++++ ENTRIES PROVIDED ++++

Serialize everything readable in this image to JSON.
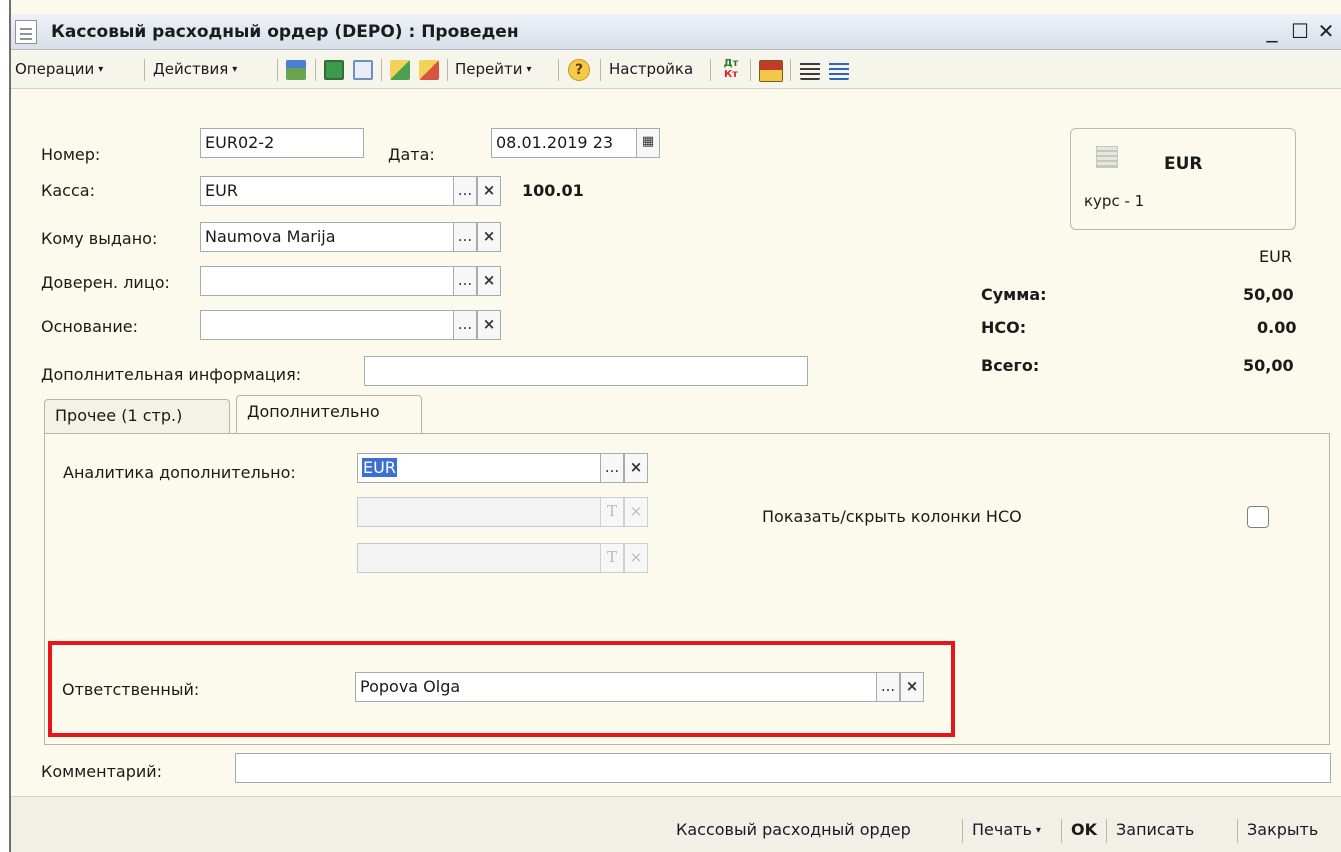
{
  "window": {
    "title": "Кассовый расходный ордер (DEPO) : Проведен",
    "minimize": "_",
    "maximize": "☐",
    "close": "✕"
  },
  "toolbar": {
    "operations": "Операции",
    "actions": "Действия",
    "goto": "Перейти",
    "help": "?",
    "settings": "Настройка",
    "dtkt_top": "Дт",
    "dtkt_bottom": "Кт",
    "icons": [
      "post-icon",
      "refresh-icon",
      "copy-icon",
      "fill-icon",
      "unfill-icon",
      "structure-icon",
      "list-icon",
      "columns-icon"
    ]
  },
  "form": {
    "number_label": "Номер:",
    "number_value": "EUR02-2",
    "date_label": "Дата:",
    "date_value": "08.01.2019 23",
    "cash_label": "Касса:",
    "cash_value": "EUR",
    "cash_account": "100.01",
    "issued_to_label": "Кому выдано:",
    "issued_to_value": "Naumova Marija",
    "trustee_label": "Доверен. лицо:",
    "trustee_value": "",
    "basis_label": "Основание:",
    "basis_value": "",
    "extra_info_label": "Дополнительная информация:",
    "extra_info_value": ""
  },
  "currency_box": {
    "code": "EUR",
    "rate": "курс - 1"
  },
  "summary": {
    "currency": "EUR",
    "sum_label": "Сумма:",
    "sum_value": "50,00",
    "vat_label": "НСО:",
    "vat_value": "0.00",
    "total_label": "Всего:",
    "total_value": "50,00"
  },
  "tabs": [
    {
      "label": "Прочее (1 стр.)",
      "active": false
    },
    {
      "label": "Дополнительно",
      "active": true
    }
  ],
  "additional": {
    "analytics_label": "Аналитика дополнительно:",
    "analytics_value": "EUR",
    "analytics_value2": "",
    "analytics_value3": "",
    "toggle_label": "Показать/скрыть колонки НСО",
    "toggle_checked": false,
    "responsible_label": "Ответственный:",
    "responsible_value": "Popova Olga"
  },
  "comment": {
    "label": "Комментарий:",
    "value": ""
  },
  "bottom": {
    "print_form": "Кассовый расходный ордер",
    "print": "Печать",
    "ok": "OK",
    "save": "Записать",
    "close": "Закрыть"
  },
  "glyphs": {
    "ellipsis": "...",
    "clear": "×",
    "type": "T",
    "calendar": "▦",
    "caret": "▾"
  },
  "colors": {
    "background": "#fbfaed",
    "highlight": "#e8161a",
    "selection": "#3b6fd1"
  }
}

++++

* [TASK INSTRUCTIONS]
Return only those lines of the records that contain the string "расходный".

* [ANSWER BELOW]
    "title": "Кассовый расходный ордер (DEPO) : Проведен",
    "print_form": "Кассовый расходный ордер",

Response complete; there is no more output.